WHAT YOU NEED TO DO:
Each record is to be transcribed exactly.
** START INPUT **
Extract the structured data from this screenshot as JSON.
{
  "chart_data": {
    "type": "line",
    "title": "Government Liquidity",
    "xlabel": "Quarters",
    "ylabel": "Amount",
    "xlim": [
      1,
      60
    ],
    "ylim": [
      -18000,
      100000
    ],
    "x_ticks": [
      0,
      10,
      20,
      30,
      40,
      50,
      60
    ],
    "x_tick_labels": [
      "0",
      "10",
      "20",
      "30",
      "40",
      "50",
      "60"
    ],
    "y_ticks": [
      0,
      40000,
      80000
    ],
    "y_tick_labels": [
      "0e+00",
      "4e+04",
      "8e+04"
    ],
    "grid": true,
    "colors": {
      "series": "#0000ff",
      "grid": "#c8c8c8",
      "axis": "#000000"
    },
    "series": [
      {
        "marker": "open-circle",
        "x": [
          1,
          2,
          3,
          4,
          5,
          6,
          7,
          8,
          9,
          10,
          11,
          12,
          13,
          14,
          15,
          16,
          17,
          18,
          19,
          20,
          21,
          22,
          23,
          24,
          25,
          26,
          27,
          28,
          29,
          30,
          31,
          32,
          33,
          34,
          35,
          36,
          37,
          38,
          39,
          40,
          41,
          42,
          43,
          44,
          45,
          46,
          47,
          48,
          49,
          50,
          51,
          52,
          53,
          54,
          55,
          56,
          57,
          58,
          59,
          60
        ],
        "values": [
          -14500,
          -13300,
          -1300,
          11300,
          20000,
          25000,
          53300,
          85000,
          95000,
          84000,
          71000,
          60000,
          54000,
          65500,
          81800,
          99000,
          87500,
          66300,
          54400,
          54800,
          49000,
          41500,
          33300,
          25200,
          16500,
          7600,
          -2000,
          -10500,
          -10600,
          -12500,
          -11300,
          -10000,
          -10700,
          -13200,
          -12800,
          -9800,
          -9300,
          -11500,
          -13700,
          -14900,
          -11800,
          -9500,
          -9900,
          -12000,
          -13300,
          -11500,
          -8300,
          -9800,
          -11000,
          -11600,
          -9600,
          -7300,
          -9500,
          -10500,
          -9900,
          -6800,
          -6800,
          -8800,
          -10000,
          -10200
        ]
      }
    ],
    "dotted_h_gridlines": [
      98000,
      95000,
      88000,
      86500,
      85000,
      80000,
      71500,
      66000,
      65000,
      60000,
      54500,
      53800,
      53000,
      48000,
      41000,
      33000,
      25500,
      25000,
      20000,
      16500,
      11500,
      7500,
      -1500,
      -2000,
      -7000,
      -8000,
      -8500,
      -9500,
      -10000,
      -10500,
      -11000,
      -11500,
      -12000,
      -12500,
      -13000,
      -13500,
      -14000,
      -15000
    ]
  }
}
** END INPUT **
RESULT:
Extract the structured data from this screenshot as JSON.
{
  "chart_data": {
    "type": "line",
    "title": "Government Liquidity",
    "xlabel": "Quarters",
    "ylabel": "Amount",
    "xlim": [
      1,
      60
    ],
    "ylim": [
      -18000,
      100000
    ],
    "x_ticks": [
      0,
      10,
      20,
      30,
      40,
      50,
      60
    ],
    "x_tick_labels": [
      "0",
      "10",
      "20",
      "30",
      "40",
      "50",
      "60"
    ],
    "y_ticks": [
      0,
      40000,
      80000
    ],
    "y_tick_labels": [
      "0e+00",
      "4e+04",
      "8e+04"
    ],
    "grid": true,
    "colors": {
      "series": "#0000ff",
      "grid": "#c8c8c8",
      "axis": "#000000"
    },
    "series": [
      {
        "marker": "open-circle",
        "x": [
          1,
          2,
          3,
          4,
          5,
          6,
          7,
          8,
          9,
          10,
          11,
          12,
          13,
          14,
          15,
          16,
          17,
          18,
          19,
          20,
          21,
          22,
          23,
          24,
          25,
          26,
          27,
          28,
          29,
          30,
          31,
          32,
          33,
          34,
          35,
          36,
          37,
          38,
          39,
          40,
          41,
          42,
          43,
          44,
          45,
          46,
          47,
          48,
          49,
          50,
          51,
          52,
          53,
          54,
          55,
          56,
          57,
          58,
          59,
          60
        ],
        "values": [
          -14500,
          -13300,
          -1300,
          11300,
          20000,
          25000,
          53300,
          85000,
          95000,
          84000,
          71000,
          60000,
          54000,
          65500,
          81800,
          99000,
          87500,
          66300,
          54400,
          54800,
          49000,
          41500,
          33300,
          25200,
          16500,
          7600,
          -2000,
          -10500,
          -10600,
          -12500,
          -11300,
          -10000,
          -10700,
          -13200,
          -12800,
          -9800,
          -9300,
          -11500,
          -13700,
          -14900,
          -11800,
          -9500,
          -9900,
          -12000,
          -13300,
          -11500,
          -8300,
          -9800,
          -11000,
          -11600,
          -9600,
          -7300,
          -9500,
          -10500,
          -9900,
          -6800,
          -6800,
          -8800,
          -10000,
          -10200
        ]
      }
    ],
    "dotted_h_gridlines": [
      98000,
      95000,
      88000,
      86500,
      85000,
      80000,
      71500,
      66000,
      65000,
      60000,
      54500,
      53800,
      53000,
      48000,
      41000,
      33000,
      25500,
      25000,
      20000,
      16500,
      11500,
      7500,
      -1500,
      -2000,
      -7000,
      -8000,
      -8500,
      -9500,
      -10000,
      -10500,
      -11000,
      -11500,
      -12000,
      -12500,
      -13000,
      -13500,
      -14000,
      -15000
    ]
  }
}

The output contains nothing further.